Goal: Transcribe all the entries word for word, skipping the pictures.

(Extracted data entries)
________________________

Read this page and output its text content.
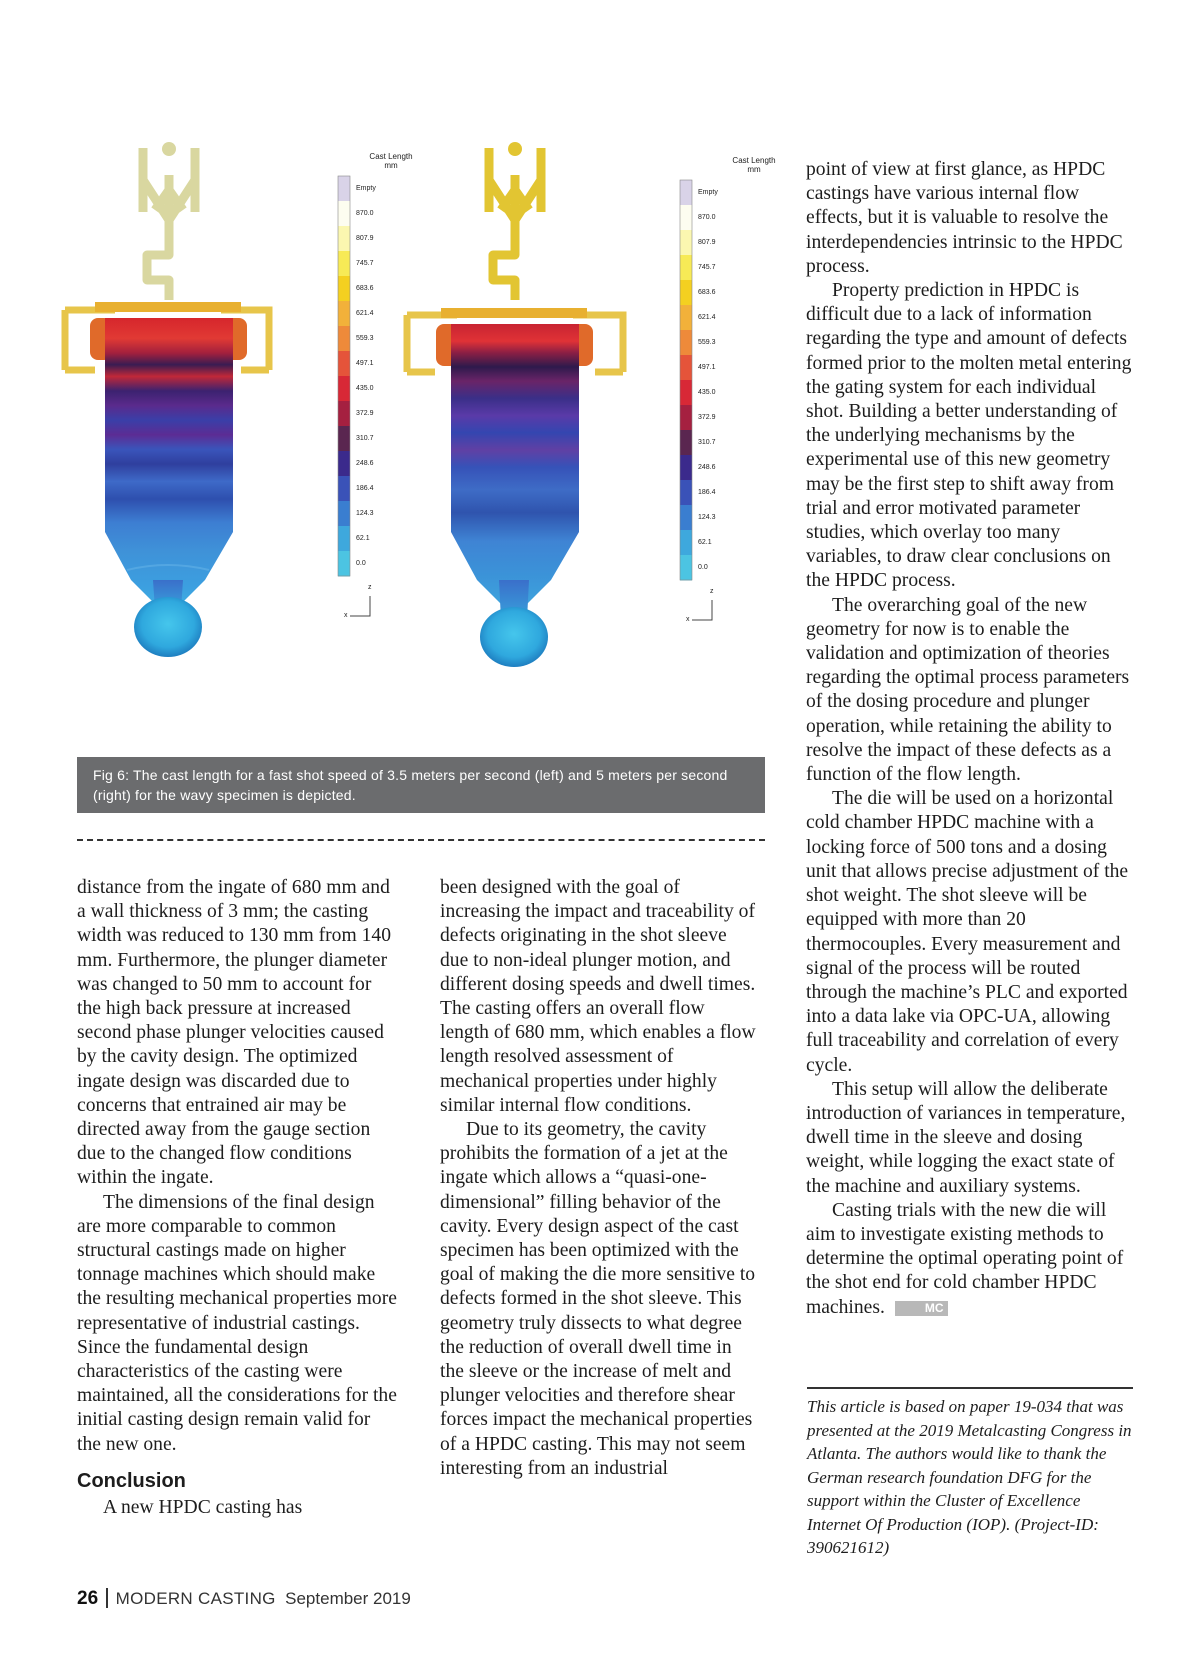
Cast Length
mm
Cast Length
mm
Empty
870.0
807.9
745.7
683.6
621.4
559.3
497.1
435.0
372.9
310.7
248.6
186.4
124.3
62.1
0.0
z
x
Empty
870.0
807.9
745.7
683.6
621.4
559.3
497.1
435.0
372.9
310.7
248.6
186.4
124.3
62.1
0.0
z
x
Fig 6: The cast length for a fast shot speed of 3.5 meters per second (left) and 5 meters per second (right) for the wavy specimen is depicted.

distance from the ingate of 680 mm and a wall thickness of 3 mm; the casting width was reduced to 130 mm from 140 mm. Furthermore, the plunger diameter was changed to 50 mm to account for the high back pressure at increased second phase plunger velocities caused by the cavity design. The optimized ingate design was discarded due to concerns that entrained air may be directed away from the gauge section due to the changed flow conditions within the ingate.

The dimensions of the final design are more comparable to common structural castings made on higher tonnage machines which should make the resulting mechanical properties more representative of industrial castings. Since the fundamental design characteristics of the casting were maintained, all the considerations for the initial casting design remain valid for the new one.

Conclusion

A new HPDC casting has

been designed with the goal of increasing the impact and traceability of defects originating in the shot sleeve due to non-ideal plunger motion, and different dosing speeds and dwell times. The casting offers an overall flow length of 680 mm, which enables a flow length resolved assessment of mechanical properties under highly similar internal flow conditions.

Due to its geometry, the cavity prohibits the formation of a jet at the ingate which allows a “quasi-one-dimensional” filling behavior of the cavity. Every design aspect of the cast specimen has been optimized with the goal of making the die more sensitive to defects formed in the shot sleeve. This geometry truly dissects to what degree the reduction of overall dwell time in the sleeve or the increase of melt and plunger velocities and therefore shear forces impact the mechanical properties of a HPDC casting. This may not seem interesting from an industrial

point of view at first glance, as HPDC castings have various internal flow effects, but it is valuable to resolve the interdependencies intrinsic to the HPDC process.

Property prediction in HPDC is difficult due to a lack of information regarding the type and amount of defects formed prior to the molten metal entering the gating system for each individual shot. Building a better understanding of the underlying mechanisms by the experimental use of this new geometry may be the first step to shift away from trial and error motivated parameter studies, which overlay too many variables, to draw clear conclusions on the HPDC process.

The overarching goal of the new geometry for now is to enable the validation and optimization of theories regarding the optimal process parameters of the dosing procedure and plunger operation, while retaining the ability to resolve the impact of these defects as a function of the flow length.

The die will be used on a horizontal cold chamber HPDC machine with a locking force of 500 tons and a dosing unit that allows precise adjustment of the shot weight. The shot sleeve will be equipped with more than 20 thermocouples. Every measurement and signal of the process will be routed through the machine’s PLC and exported into a data lake via OPC-UA, allowing full traceability and correlation of every cycle.

This setup will allow the deliberate introduction of variances in temperature, dwell time in the sleeve and dosing weight, while logging the exact state of the machine and auxiliary systems.

Casting trials with the new die will aim to investigate existing methods to determine the optimal operating point of the shot end for cold chamber HPDC machines.	MC

This article is based on paper 19-034 that was presented at the 2019 Metalcasting Congress in Atlanta. The authors would like to thank the German research foundation DFG for the support within the Cluster of Excellence Internet Of Production (IOP). (Project-ID: 390621612)
26 MODERN CASTING September 2019
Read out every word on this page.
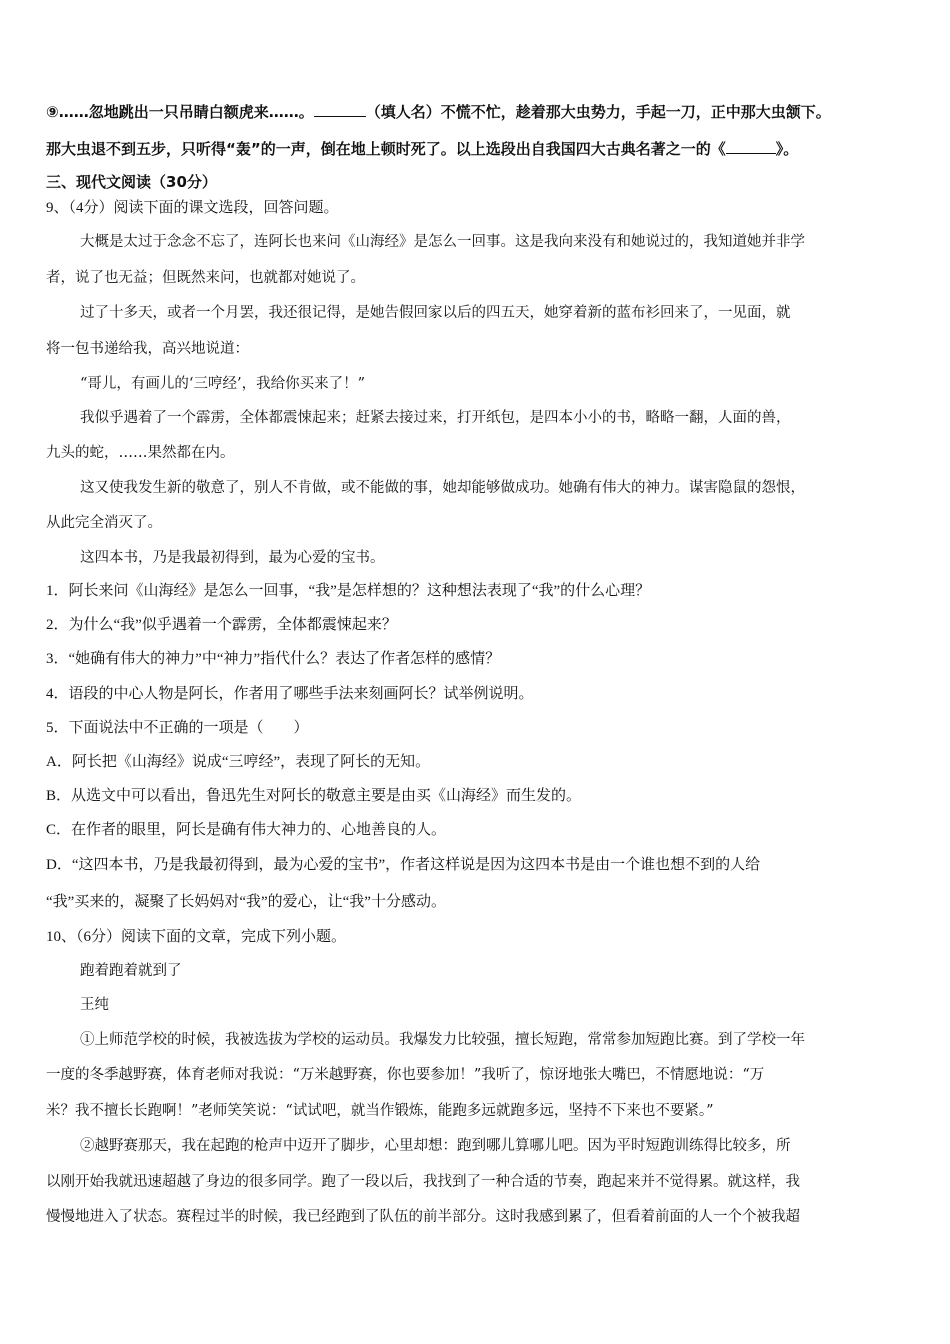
⑨……忽地跳出一只吊睛白额虎来……。	（填人名）不慌不忙，趁着那大虫势力，手起一刀，正中那大虫颔下。
那大虫退不到五步，只听得“轰”的一声，倒在地上顿时死了。以上选段出自我国四大古典名著之一的《	》。
三、现代文阅读（30分）
9、（4分）阅读下面的课文选段，回答问题。
大概是太过于念念不忘了，连阿长也来问《山海经》是怎么一回事。这是我向来没有和她说过的，我知道她并非学
者，说了也无益；但既然来问，也就都对她说了。
过了十多天，或者一个月罢，我还很记得，是她告假回家以后的四五天，她穿着新的蓝布衫回来了，一见面，就
将一包书递给我，高兴地说道：
“哥儿，有画儿的‘三哼经’，我给你买来了！”
我似乎遇着了一个霹雳，全体都震悚起来；赶紧去接过来，打开纸包，是四本小小的书，略略一翻，人面的兽，
九头的蛇，……果然都在内。
这又使我发生新的敬意了，别人不肯做，或不能做的事，她却能够做成功。她确有伟大的神力。谋害隐鼠的怨恨，
从此完全消灭了。
这四本书，乃是我最初得到，最为心爱的宝书。
1．阿长来问《山海经》是怎么一回事，“我”是怎样想的？这种想法表现了“我”的什么心理？
2．为什么“我”似乎遇着一个霹雳，全体都震悚起来？
3．“她确有伟大的神力”中“神力”指代什么？表达了作者怎样的感情？
4．语段的中心人物是阿长，作者用了哪些手法来刻画阿长？试举例说明。
5．下面说法中不正确的一项是（　　）
A．阿长把《山海经》说成“三哼经”，表现了阿长的无知。
B．从选文中可以看出，鲁迅先生对阿长的敬意主要是由买《山海经》而生发的。
C．在作者的眼里，阿长是确有伟大神力的、心地善良的人。
D．“这四本书，乃是我最初得到，最为心爱的宝书”，作者这样说是因为这四本书是由一个谁也想不到的人给
“我”买来的，凝聚了长妈妈对“我”的爱心，让“我”十分感动。
10、（6分）阅读下面的文章，完成下列小题。
跑着跑着就到了
王纯
①上师范学校的时候，我被选拔为学校的运动员。我爆发力比较强，擅长短跑，常常参加短跑比赛。到了学校一年
一度的冬季越野赛，体育老师对我说：“万米越野赛，你也要参加！”我听了，惊讶地张大嘴巴，不情愿地说：“万
米？我不擅长长跑啊！”老师笑笑说：“试试吧，就当作锻炼，能跑多远就跑多远，坚持不下来也不要紧。”
②越野赛那天，我在起跑的枪声中迈开了脚步，心里却想：跑到哪儿算哪儿吧。因为平时短跑训练得比较多，所
以刚开始我就迅速超越了身边的很多同学。跑了一段以后，我找到了一种合适的节奏，跑起来并不觉得累。就这样，我
慢慢地进入了状态。赛程过半的时候，我已经跑到了队伍的前半部分。这时我感到累了，但看着前面的人一个个被我超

________________________

Written answer:
Read this page and output its text content.
Cast Length
mm
Cast Length
mm
Empty
870.0
807.9
745.7
683.6
621.4
559.3
497.1
435.0
372.9
310.7
248.6
186.4
124.3
62.1
0.0
z
x
Empty
870.0
807.9
745.7
683.6
621.4
559.3
497.1
435.0
372.9
310.7
248.6
186.4
124.3
62.1
0.0
z
x
Fig 6: The cast length for a fast shot speed of 3.5 meters per second (left) and 5 meters per second (right) for the wavy specimen is depicted.

distance from the ingate of 680 mm and a wall thickness of 3 mm; the casting width was reduced to 130 mm from 140 mm. Furthermore, the plunger diameter was changed to 50 mm to account for the high back pressure at increased second phase plunger velocities caused by the cavity design. The optimized ingate design was discarded due to concerns that entrained air may be directed away from the gauge section due to the changed flow conditions within the ingate.

The dimensions of the final design are more comparable to common structural castings made on higher tonnage machines which should make the resulting mechanical properties more representative of industrial castings. Since the fundamental design characteristics of the casting were maintained, all the considerations for the initial casting design remain valid for the new one.

Conclusion

A new HPDC casting has

been designed with the goal of increasing the impact and traceability of defects originating in the shot sleeve due to non-ideal plunger motion, and different dosing speeds and dwell times. The casting offers an overall flow length of 680 mm, which enables a flow length resolved assessment of mechanical properties under highly similar internal flow conditions.

Due to its geometry, the cavity prohibits the formation of a jet at the ingate which allows a “quasi-one-dimensional” filling behavior of the cavity. Every design aspect of the cast specimen has been optimized with the goal of making the die more sensitive to defects formed in the shot sleeve. This geometry truly dissects to what degree the reduction of overall dwell time in the sleeve or the increase of melt and plunger velocities and therefore shear forces impact the mechanical properties of a HPDC casting. This may not seem interesting from an industrial

point of view at first glance, as HPDC castings have various internal flow effects, but it is valuable to resolve the interdependencies intrinsic to the HPDC process.

Property prediction in HPDC is difficult due to a lack of information regarding the type and amount of defects formed prior to the molten metal entering the gating system for each individual shot. Building a better understanding of the underlying mechanisms by the experimental use of this new geometry may be the first step to shift away from trial and error motivated parameter studies, which overlay too many variables, to draw clear conclusions on the HPDC process.

The overarching goal of the new geometry for now is to enable the validation and optimization of theories regarding the optimal process parameters of the dosing procedure and plunger operation, while retaining the ability to resolve the impact of these defects as a function of the flow length.

The die will be used on a horizontal cold chamber HPDC machine with a locking force of 500 tons and a dosing unit that allows precise adjustment of the shot weight. The shot sleeve will be equipped with more than 20 thermocouples. Every measurement and signal of the process will be routed through the machine’s PLC and exported into a data lake via OPC-UA, allowing full traceability and correlation of every cycle.

This setup will allow the deliberate introduction of variances in temperature, dwell time in the sleeve and dosing weight, while logging the exact state of the machine and auxiliary systems.

Casting trials with the new die will aim to investigate existing methods to determine the optimal operating point of the shot end for cold chamber HPDC machines.	MC

This article is based on paper 19-034 that was presented at the 2019 Metalcasting Congress in Atlanta. The authors would like to thank the German research foundation DFG for the support within the Cluster of Excellence Internet Of Production (IOP). (Project-ID: 390621612)
26 MODERN CASTING September 2019
Read out every word on this page.
⑨……忽地跳出一只吊睛白额虎来……。	（填人名）不慌不忙，趁着那大虫势力，手起一刀，正中那大虫颔下。
那大虫退不到五步，只听得“轰”的一声，倒在地上顿时死了。以上选段出自我国四大古典名著之一的《	》。
三、现代文阅读（30分）
9、（4分）阅读下面的课文选段，回答问题。
大概是太过于念念不忘了，连阿长也来问《山海经》是怎么一回事。这是我向来没有和她说过的，我知道她并非学
者，说了也无益；但既然来问，也就都对她说了。
过了十多天，或者一个月罢，我还很记得，是她告假回家以后的四五天，她穿着新的蓝布衫回来了，一见面，就
将一包书递给我，高兴地说道：
“哥儿，有画儿的‘三哼经’，我给你买来了！”
我似乎遇着了一个霹雳，全体都震悚起来；赶紧去接过来，打开纸包，是四本小小的书，略略一翻，人面的兽，
九头的蛇，……果然都在内。
这又使我发生新的敬意了，别人不肯做，或不能做的事，她却能够做成功。她确有伟大的神力。谋害隐鼠的怨恨，
从此完全消灭了。
这四本书，乃是我最初得到，最为心爱的宝书。
1．阿长来问《山海经》是怎么一回事，“我”是怎样想的？这种想法表现了“我”的什么心理？
2．为什么“我”似乎遇着一个霹雳，全体都震悚起来？
3．“她确有伟大的神力”中“神力”指代什么？表达了作者怎样的感情？
4．语段的中心人物是阿长，作者用了哪些手法来刻画阿长？试举例说明。
5．下面说法中不正确的一项是（　　）
A．阿长把《山海经》说成“三哼经”，表现了阿长的无知。
B．从选文中可以看出，鲁迅先生对阿长的敬意主要是由买《山海经》而生发的。
C．在作者的眼里，阿长是确有伟大神力的、心地善良的人。
D．“这四本书，乃是我最初得到，最为心爱的宝书”，作者这样说是因为这四本书是由一个谁也想不到的人给
“我”买来的，凝聚了长妈妈对“我”的爱心，让“我”十分感动。
10、（6分）阅读下面的文章，完成下列小题。
跑着跑着就到了
王纯
①上师范学校的时候，我被选拔为学校的运动员。我爆发力比较强，擅长短跑，常常参加短跑比赛。到了学校一年
一度的冬季越野赛，体育老师对我说：“万米越野赛，你也要参加！”我听了，惊讶地张大嘴巴，不情愿地说：“万
米？我不擅长长跑啊！”老师笑笑说：“试试吧，就当作锻炼，能跑多远就跑多远，坚持不下来也不要紧。”
②越野赛那天，我在起跑的枪声中迈开了脚步，心里却想：跑到哪儿算哪儿吧。因为平时短跑训练得比较多，所
以刚开始我就迅速超越了身边的很多同学。跑了一段以后，我找到了一种合适的节奏，跑起来并不觉得累。就这样，我
慢慢地进入了状态。赛程过半的时候，我已经跑到了队伍的前半部分。这时我感到累了，但看着前面的人一个个被我超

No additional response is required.